> _TASK TO COMPLETE_
Can you write out all of the material below, word for word?

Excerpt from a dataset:
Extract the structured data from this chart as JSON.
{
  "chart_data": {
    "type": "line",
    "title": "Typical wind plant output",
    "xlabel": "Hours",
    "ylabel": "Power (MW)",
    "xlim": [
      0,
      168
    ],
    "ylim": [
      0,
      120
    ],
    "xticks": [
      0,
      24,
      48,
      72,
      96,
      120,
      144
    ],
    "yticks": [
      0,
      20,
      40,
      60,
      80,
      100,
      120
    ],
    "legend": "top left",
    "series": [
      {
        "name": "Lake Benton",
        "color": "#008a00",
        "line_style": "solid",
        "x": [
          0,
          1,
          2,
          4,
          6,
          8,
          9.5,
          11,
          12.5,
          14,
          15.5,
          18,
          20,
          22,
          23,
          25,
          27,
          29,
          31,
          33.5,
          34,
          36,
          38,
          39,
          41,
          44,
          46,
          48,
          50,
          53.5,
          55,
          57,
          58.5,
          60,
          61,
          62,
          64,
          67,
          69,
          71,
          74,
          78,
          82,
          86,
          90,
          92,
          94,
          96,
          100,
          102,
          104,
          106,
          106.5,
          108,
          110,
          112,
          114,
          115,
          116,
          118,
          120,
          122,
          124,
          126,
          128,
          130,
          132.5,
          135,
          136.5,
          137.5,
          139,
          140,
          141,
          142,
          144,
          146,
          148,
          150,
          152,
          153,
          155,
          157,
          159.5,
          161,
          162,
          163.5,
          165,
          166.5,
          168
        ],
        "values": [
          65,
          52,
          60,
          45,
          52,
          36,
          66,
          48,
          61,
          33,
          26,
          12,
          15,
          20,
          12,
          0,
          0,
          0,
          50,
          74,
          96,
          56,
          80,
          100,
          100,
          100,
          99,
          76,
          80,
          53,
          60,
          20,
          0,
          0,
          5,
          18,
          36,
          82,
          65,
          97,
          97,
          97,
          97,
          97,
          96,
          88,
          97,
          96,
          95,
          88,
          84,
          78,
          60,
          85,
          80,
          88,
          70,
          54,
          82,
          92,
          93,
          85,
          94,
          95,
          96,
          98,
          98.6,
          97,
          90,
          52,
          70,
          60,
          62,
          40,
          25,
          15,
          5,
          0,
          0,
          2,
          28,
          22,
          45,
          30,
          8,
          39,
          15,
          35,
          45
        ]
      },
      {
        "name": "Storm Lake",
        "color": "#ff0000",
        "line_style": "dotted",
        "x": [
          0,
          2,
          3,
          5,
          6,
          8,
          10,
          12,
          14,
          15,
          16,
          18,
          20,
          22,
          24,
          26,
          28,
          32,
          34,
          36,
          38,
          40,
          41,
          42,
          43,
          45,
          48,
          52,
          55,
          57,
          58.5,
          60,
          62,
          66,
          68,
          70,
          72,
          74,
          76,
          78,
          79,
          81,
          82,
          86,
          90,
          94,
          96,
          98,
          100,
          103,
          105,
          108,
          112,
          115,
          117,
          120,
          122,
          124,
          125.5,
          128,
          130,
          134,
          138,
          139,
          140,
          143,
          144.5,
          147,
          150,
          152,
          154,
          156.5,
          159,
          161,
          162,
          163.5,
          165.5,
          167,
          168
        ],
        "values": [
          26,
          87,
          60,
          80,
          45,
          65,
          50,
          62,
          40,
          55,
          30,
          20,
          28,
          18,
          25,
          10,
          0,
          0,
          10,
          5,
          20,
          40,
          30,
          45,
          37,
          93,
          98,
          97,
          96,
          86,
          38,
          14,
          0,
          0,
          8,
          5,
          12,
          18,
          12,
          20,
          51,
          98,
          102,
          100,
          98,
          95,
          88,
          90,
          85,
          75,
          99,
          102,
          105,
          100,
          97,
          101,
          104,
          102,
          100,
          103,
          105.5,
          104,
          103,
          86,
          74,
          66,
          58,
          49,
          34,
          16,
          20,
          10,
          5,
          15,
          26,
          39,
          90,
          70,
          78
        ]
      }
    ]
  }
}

> _COMPLETE OUTPUT_
Extract the structured data from this chart as JSON.
{
  "chart_data": {
    "type": "line",
    "title": "Typical wind plant output",
    "xlabel": "Hours",
    "ylabel": "Power (MW)",
    "xlim": [
      0,
      168
    ],
    "ylim": [
      0,
      120
    ],
    "xticks": [
      0,
      24,
      48,
      72,
      96,
      120,
      144
    ],
    "yticks": [
      0,
      20,
      40,
      60,
      80,
      100,
      120
    ],
    "legend": "top left",
    "series": [
      {
        "name": "Lake Benton",
        "color": "#008a00",
        "line_style": "solid",
        "x": [
          0,
          1,
          2,
          4,
          6,
          8,
          9.5,
          11,
          12.5,
          14,
          15.5,
          18,
          20,
          22,
          23,
          25,
          27,
          29,
          31,
          33.5,
          34,
          36,
          38,
          39,
          41,
          44,
          46,
          48,
          50,
          53.5,
          55,
          57,
          58.5,
          60,
          61,
          62,
          64,
          67,
          69,
          71,
          74,
          78,
          82,
          86,
          90,
          92,
          94,
          96,
          100,
          102,
          104,
          106,
          106.5,
          108,
          110,
          112,
          114,
          115,
          116,
          118,
          120,
          122,
          124,
          126,
          128,
          130,
          132.5,
          135,
          136.5,
          137.5,
          139,
          140,
          141,
          142,
          144,
          146,
          148,
          150,
          152,
          153,
          155,
          157,
          159.5,
          161,
          162,
          163.5,
          165,
          166.5,
          168
        ],
        "values": [
          65,
          52,
          60,
          45,
          52,
          36,
          66,
          48,
          61,
          33,
          26,
          12,
          15,
          20,
          12,
          0,
          0,
          0,
          50,
          74,
          96,
          56,
          80,
          100,
          100,
          100,
          99,
          76,
          80,
          53,
          60,
          20,
          0,
          0,
          5,
          18,
          36,
          82,
          65,
          97,
          97,
          97,
          97,
          97,
          96,
          88,
          97,
          96,
          95,
          88,
          84,
          78,
          60,
          85,
          80,
          88,
          70,
          54,
          82,
          92,
          93,
          85,
          94,
          95,
          96,
          98,
          98.6,
          97,
          90,
          52,
          70,
          60,
          62,
          40,
          25,
          15,
          5,
          0,
          0,
          2,
          28,
          22,
          45,
          30,
          8,
          39,
          15,
          35,
          45
        ]
      },
      {
        "name": "Storm Lake",
        "color": "#ff0000",
        "line_style": "dotted",
        "x": [
          0,
          2,
          3,
          5,
          6,
          8,
          10,
          12,
          14,
          15,
          16,
          18,
          20,
          22,
          24,
          26,
          28,
          32,
          34,
          36,
          38,
          40,
          41,
          42,
          43,
          45,
          48,
          52,
          55,
          57,
          58.5,
          60,
          62,
          66,
          68,
          70,
          72,
          74,
          76,
          78,
          79,
          81,
          82,
          86,
          90,
          94,
          96,
          98,
          100,
          103,
          105,
          108,
          112,
          115,
          117,
          120,
          122,
          124,
          125.5,
          128,
          130,
          134,
          138,
          139,
          140,
          143,
          144.5,
          147,
          150,
          152,
          154,
          156.5,
          159,
          161,
          162,
          163.5,
          165.5,
          167,
          168
        ],
        "values": [
          26,
          87,
          60,
          80,
          45,
          65,
          50,
          62,
          40,
          55,
          30,
          20,
          28,
          18,
          25,
          10,
          0,
          0,
          10,
          5,
          20,
          40,
          30,
          45,
          37,
          93,
          98,
          97,
          96,
          86,
          38,
          14,
          0,
          0,
          8,
          5,
          12,
          18,
          12,
          20,
          51,
          98,
          102,
          100,
          98,
          95,
          88,
          90,
          85,
          75,
          99,
          102,
          105,
          100,
          97,
          101,
          104,
          102,
          100,
          103,
          105.5,
          104,
          103,
          86,
          74,
          66,
          58,
          49,
          34,
          16,
          20,
          10,
          5,
          15,
          26,
          39,
          90,
          70,
          78
        ]
      }
    ]
  }
}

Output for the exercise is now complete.